▶ The request
Transcribe the entries that follow exactly as they appear, minus pictures.

▶ Material provided
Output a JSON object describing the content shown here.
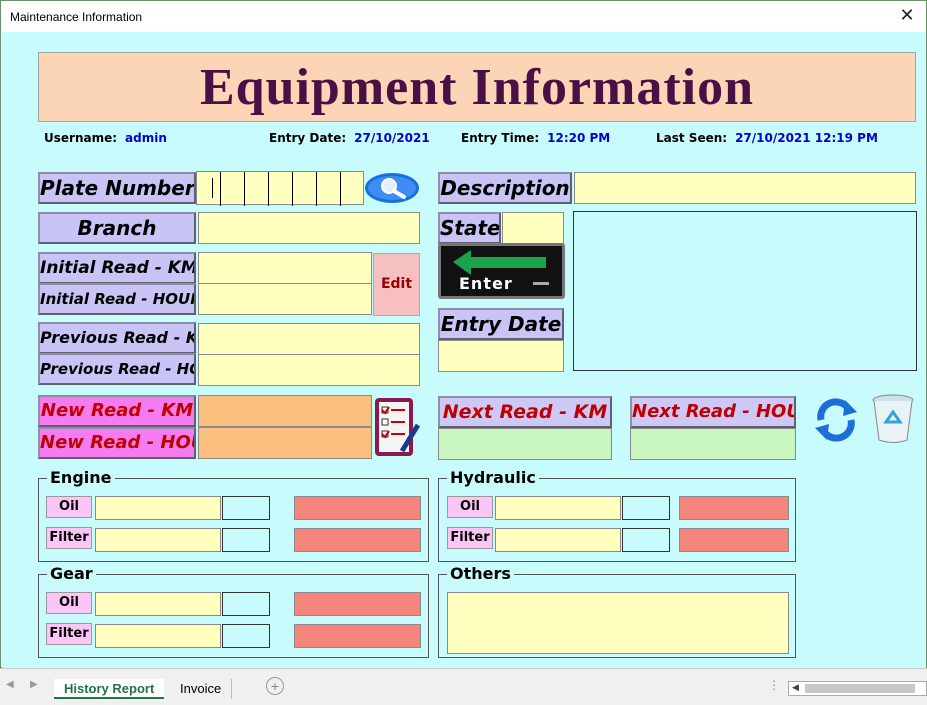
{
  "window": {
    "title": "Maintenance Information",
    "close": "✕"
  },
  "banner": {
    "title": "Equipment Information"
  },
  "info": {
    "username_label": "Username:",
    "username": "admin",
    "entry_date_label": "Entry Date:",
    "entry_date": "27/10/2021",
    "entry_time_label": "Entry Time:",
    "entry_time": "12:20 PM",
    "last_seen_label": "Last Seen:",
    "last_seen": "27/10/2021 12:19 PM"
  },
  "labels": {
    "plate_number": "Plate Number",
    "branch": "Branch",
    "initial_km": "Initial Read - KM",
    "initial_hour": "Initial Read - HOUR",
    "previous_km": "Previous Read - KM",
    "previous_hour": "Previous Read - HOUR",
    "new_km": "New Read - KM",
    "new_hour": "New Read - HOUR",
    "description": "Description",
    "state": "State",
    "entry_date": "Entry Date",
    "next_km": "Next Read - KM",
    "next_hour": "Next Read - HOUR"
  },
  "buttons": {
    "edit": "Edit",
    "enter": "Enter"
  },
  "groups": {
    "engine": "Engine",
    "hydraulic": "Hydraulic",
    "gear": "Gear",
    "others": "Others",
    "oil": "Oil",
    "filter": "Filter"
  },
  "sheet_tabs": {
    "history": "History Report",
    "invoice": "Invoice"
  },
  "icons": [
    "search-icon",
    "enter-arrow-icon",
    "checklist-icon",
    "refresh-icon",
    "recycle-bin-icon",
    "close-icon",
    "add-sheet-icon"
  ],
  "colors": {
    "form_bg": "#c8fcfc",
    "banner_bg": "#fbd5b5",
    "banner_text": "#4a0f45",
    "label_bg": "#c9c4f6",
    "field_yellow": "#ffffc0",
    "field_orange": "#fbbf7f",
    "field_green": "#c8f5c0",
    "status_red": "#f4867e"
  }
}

▶ Answer to this task
Output a JSON object describing the content shown here.
{
  "window": {
    "title": "Maintenance Information",
    "close": "✕"
  },
  "banner": {
    "title": "Equipment Information"
  },
  "info": {
    "username_label": "Username:",
    "username": "admin",
    "entry_date_label": "Entry Date:",
    "entry_date": "27/10/2021",
    "entry_time_label": "Entry Time:",
    "entry_time": "12:20 PM",
    "last_seen_label": "Last Seen:",
    "last_seen": "27/10/2021 12:19 PM"
  },
  "labels": {
    "plate_number": "Plate Number",
    "branch": "Branch",
    "initial_km": "Initial Read - KM",
    "initial_hour": "Initial Read - HOUR",
    "previous_km": "Previous Read - KM",
    "previous_hour": "Previous Read - HOUR",
    "new_km": "New Read - KM",
    "new_hour": "New Read - HOUR",
    "description": "Description",
    "state": "State",
    "entry_date": "Entry Date",
    "next_km": "Next Read - KM",
    "next_hour": "Next Read - HOUR"
  },
  "buttons": {
    "edit": "Edit",
    "enter": "Enter"
  },
  "groups": {
    "engine": "Engine",
    "hydraulic": "Hydraulic",
    "gear": "Gear",
    "others": "Others",
    "oil": "Oil",
    "filter": "Filter"
  },
  "sheet_tabs": {
    "history": "History Report",
    "invoice": "Invoice"
  },
  "icons": [
    "search-icon",
    "enter-arrow-icon",
    "checklist-icon",
    "refresh-icon",
    "recycle-bin-icon",
    "close-icon",
    "add-sheet-icon"
  ],
  "colors": {
    "form_bg": "#c8fcfc",
    "banner_bg": "#fbd5b5",
    "banner_text": "#4a0f45",
    "label_bg": "#c9c4f6",
    "field_yellow": "#ffffc0",
    "field_orange": "#fbbf7f",
    "field_green": "#c8f5c0",
    "status_red": "#f4867e"
  }
}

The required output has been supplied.